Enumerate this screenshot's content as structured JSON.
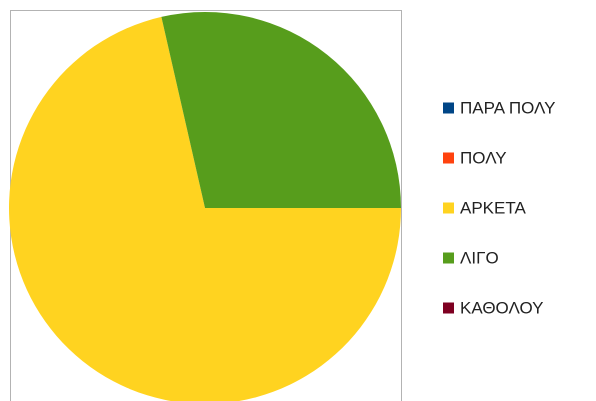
{
  "chart_data": {
    "type": "pie",
    "categories": [
      "ΠΑΡΑ ΠΟΛΥ",
      "ΠΟΛΥ",
      "ΑΡΚΕΤΑ",
      "ΛΙΓΟ",
      "ΚΑΘΟΛΟΥ"
    ],
    "values": [
      0,
      0,
      5,
      2,
      0
    ],
    "colors": [
      "#004586",
      "#ff420e",
      "#ffd320",
      "#579d1c",
      "#7e0021"
    ],
    "start_angle": 90,
    "legend": "right"
  }
}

▶ **Your instructions**
Reproduce the whole listing above word for word, but not its pictures.

▶ **Result**
Enumerate this screenshot's content as structured JSON.
{
  "chart_data": {
    "type": "pie",
    "categories": [
      "ΠΑΡΑ ΠΟΛΥ",
      "ΠΟΛΥ",
      "ΑΡΚΕΤΑ",
      "ΛΙΓΟ",
      "ΚΑΘΟΛΟΥ"
    ],
    "values": [
      0,
      0,
      5,
      2,
      0
    ],
    "colors": [
      "#004586",
      "#ff420e",
      "#ffd320",
      "#579d1c",
      "#7e0021"
    ],
    "start_angle": 90,
    "legend": "right"
  }
}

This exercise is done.